Output the records exactly. Include every line.

>> START Given entries

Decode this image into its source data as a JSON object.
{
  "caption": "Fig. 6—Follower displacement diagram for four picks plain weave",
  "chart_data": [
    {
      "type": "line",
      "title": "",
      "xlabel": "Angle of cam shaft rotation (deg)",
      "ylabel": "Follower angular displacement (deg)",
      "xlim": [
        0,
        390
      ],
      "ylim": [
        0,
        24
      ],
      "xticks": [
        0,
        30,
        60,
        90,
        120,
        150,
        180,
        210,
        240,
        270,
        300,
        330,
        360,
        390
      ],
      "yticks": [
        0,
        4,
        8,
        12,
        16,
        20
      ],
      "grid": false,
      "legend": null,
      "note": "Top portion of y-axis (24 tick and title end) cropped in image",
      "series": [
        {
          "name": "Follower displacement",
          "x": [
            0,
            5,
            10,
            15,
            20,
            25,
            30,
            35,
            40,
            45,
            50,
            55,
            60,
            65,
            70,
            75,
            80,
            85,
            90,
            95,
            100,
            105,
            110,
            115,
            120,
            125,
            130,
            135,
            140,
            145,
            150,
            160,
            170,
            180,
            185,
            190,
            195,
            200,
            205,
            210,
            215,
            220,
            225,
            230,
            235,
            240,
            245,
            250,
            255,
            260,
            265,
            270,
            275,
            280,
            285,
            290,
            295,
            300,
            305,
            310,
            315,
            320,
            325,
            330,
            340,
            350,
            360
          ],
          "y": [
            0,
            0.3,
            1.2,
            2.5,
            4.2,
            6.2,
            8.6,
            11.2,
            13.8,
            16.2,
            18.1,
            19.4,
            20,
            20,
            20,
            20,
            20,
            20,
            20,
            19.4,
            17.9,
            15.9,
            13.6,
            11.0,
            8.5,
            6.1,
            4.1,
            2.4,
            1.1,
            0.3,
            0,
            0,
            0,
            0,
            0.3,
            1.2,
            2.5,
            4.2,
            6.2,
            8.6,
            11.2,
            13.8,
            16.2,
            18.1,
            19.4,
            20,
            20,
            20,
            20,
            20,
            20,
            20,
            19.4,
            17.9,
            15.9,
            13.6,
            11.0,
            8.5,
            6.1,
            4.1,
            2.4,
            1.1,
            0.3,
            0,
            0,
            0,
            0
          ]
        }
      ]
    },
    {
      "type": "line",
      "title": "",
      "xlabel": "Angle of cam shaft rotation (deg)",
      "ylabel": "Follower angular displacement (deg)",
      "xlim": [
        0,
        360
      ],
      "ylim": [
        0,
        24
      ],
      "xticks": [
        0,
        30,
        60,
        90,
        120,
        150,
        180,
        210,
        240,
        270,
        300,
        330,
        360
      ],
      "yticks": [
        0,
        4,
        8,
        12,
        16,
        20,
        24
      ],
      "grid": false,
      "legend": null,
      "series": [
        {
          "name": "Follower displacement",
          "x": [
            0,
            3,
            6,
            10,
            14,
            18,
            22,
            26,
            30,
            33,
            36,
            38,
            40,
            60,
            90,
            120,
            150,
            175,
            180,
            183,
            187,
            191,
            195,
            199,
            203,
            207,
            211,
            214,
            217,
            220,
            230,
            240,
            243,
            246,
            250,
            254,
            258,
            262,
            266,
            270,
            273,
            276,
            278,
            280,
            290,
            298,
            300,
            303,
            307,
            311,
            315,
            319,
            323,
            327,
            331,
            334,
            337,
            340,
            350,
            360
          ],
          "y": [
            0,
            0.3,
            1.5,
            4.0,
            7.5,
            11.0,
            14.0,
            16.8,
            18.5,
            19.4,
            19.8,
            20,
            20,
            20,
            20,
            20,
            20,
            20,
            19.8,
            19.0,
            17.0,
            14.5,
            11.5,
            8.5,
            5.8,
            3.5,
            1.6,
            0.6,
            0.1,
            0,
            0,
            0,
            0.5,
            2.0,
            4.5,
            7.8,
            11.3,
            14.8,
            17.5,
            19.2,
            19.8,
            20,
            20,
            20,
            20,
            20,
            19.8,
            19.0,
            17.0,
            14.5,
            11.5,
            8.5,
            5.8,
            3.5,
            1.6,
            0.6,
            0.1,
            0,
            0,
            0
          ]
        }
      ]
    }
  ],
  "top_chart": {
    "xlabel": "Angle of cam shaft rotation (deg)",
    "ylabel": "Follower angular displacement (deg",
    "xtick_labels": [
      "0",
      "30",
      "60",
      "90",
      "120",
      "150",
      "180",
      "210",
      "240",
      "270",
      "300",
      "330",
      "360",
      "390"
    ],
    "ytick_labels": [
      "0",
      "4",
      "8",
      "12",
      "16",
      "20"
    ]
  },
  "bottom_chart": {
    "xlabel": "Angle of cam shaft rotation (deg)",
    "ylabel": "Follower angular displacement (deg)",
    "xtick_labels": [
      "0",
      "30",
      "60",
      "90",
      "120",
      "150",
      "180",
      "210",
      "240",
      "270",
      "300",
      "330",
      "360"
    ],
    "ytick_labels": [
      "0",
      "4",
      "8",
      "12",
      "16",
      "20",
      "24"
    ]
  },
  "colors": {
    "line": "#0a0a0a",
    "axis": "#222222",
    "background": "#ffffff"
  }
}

>> END Given entries

**Exercise output:**
Decode this image into its source data as a JSON object.
{
  "caption": "Fig. 6—Follower displacement diagram for four picks plain weave",
  "chart_data": [
    {
      "type": "line",
      "title": "",
      "xlabel": "Angle of cam shaft rotation (deg)",
      "ylabel": "Follower angular displacement (deg)",
      "xlim": [
        0,
        390
      ],
      "ylim": [
        0,
        24
      ],
      "xticks": [
        0,
        30,
        60,
        90,
        120,
        150,
        180,
        210,
        240,
        270,
        300,
        330,
        360,
        390
      ],
      "yticks": [
        0,
        4,
        8,
        12,
        16,
        20
      ],
      "grid": false,
      "legend": null,
      "note": "Top portion of y-axis (24 tick and title end) cropped in image",
      "series": [
        {
          "name": "Follower displacement",
          "x": [
            0,
            5,
            10,
            15,
            20,
            25,
            30,
            35,
            40,
            45,
            50,
            55,
            60,
            65,
            70,
            75,
            80,
            85,
            90,
            95,
            100,
            105,
            110,
            115,
            120,
            125,
            130,
            135,
            140,
            145,
            150,
            160,
            170,
            180,
            185,
            190,
            195,
            200,
            205,
            210,
            215,
            220,
            225,
            230,
            235,
            240,
            245,
            250,
            255,
            260,
            265,
            270,
            275,
            280,
            285,
            290,
            295,
            300,
            305,
            310,
            315,
            320,
            325,
            330,
            340,
            350,
            360
          ],
          "y": [
            0,
            0.3,
            1.2,
            2.5,
            4.2,
            6.2,
            8.6,
            11.2,
            13.8,
            16.2,
            18.1,
            19.4,
            20,
            20,
            20,
            20,
            20,
            20,
            20,
            19.4,
            17.9,
            15.9,
            13.6,
            11.0,
            8.5,
            6.1,
            4.1,
            2.4,
            1.1,
            0.3,
            0,
            0,
            0,
            0,
            0.3,
            1.2,
            2.5,
            4.2,
            6.2,
            8.6,
            11.2,
            13.8,
            16.2,
            18.1,
            19.4,
            20,
            20,
            20,
            20,
            20,
            20,
            20,
            19.4,
            17.9,
            15.9,
            13.6,
            11.0,
            8.5,
            6.1,
            4.1,
            2.4,
            1.1,
            0.3,
            0,
            0,
            0,
            0
          ]
        }
      ]
    },
    {
      "type": "line",
      "title": "",
      "xlabel": "Angle of cam shaft rotation (deg)",
      "ylabel": "Follower angular displacement (deg)",
      "xlim": [
        0,
        360
      ],
      "ylim": [
        0,
        24
      ],
      "xticks": [
        0,
        30,
        60,
        90,
        120,
        150,
        180,
        210,
        240,
        270,
        300,
        330,
        360
      ],
      "yticks": [
        0,
        4,
        8,
        12,
        16,
        20,
        24
      ],
      "grid": false,
      "legend": null,
      "series": [
        {
          "name": "Follower displacement",
          "x": [
            0,
            3,
            6,
            10,
            14,
            18,
            22,
            26,
            30,
            33,
            36,
            38,
            40,
            60,
            90,
            120,
            150,
            175,
            180,
            183,
            187,
            191,
            195,
            199,
            203,
            207,
            211,
            214,
            217,
            220,
            230,
            240,
            243,
            246,
            250,
            254,
            258,
            262,
            266,
            270,
            273,
            276,
            278,
            280,
            290,
            298,
            300,
            303,
            307,
            311,
            315,
            319,
            323,
            327,
            331,
            334,
            337,
            340,
            350,
            360
          ],
          "y": [
            0,
            0.3,
            1.5,
            4.0,
            7.5,
            11.0,
            14.0,
            16.8,
            18.5,
            19.4,
            19.8,
            20,
            20,
            20,
            20,
            20,
            20,
            20,
            19.8,
            19.0,
            17.0,
            14.5,
            11.5,
            8.5,
            5.8,
            3.5,
            1.6,
            0.6,
            0.1,
            0,
            0,
            0,
            0.5,
            2.0,
            4.5,
            7.8,
            11.3,
            14.8,
            17.5,
            19.2,
            19.8,
            20,
            20,
            20,
            20,
            20,
            19.8,
            19.0,
            17.0,
            14.5,
            11.5,
            8.5,
            5.8,
            3.5,
            1.6,
            0.6,
            0.1,
            0,
            0,
            0
          ]
        }
      ]
    }
  ],
  "top_chart": {
    "xlabel": "Angle of cam shaft rotation (deg)",
    "ylabel": "Follower angular displacement (deg",
    "xtick_labels": [
      "0",
      "30",
      "60",
      "90",
      "120",
      "150",
      "180",
      "210",
      "240",
      "270",
      "300",
      "330",
      "360",
      "390"
    ],
    "ytick_labels": [
      "0",
      "4",
      "8",
      "12",
      "16",
      "20"
    ]
  },
  "bottom_chart": {
    "xlabel": "Angle of cam shaft rotation (deg)",
    "ylabel": "Follower angular displacement (deg)",
    "xtick_labels": [
      "0",
      "30",
      "60",
      "90",
      "120",
      "150",
      "180",
      "210",
      "240",
      "270",
      "300",
      "330",
      "360"
    ],
    "ytick_labels": [
      "0",
      "4",
      "8",
      "12",
      "16",
      "20",
      "24"
    ]
  },
  "colors": {
    "line": "#0a0a0a",
    "axis": "#222222",
    "background": "#ffffff"
  }
}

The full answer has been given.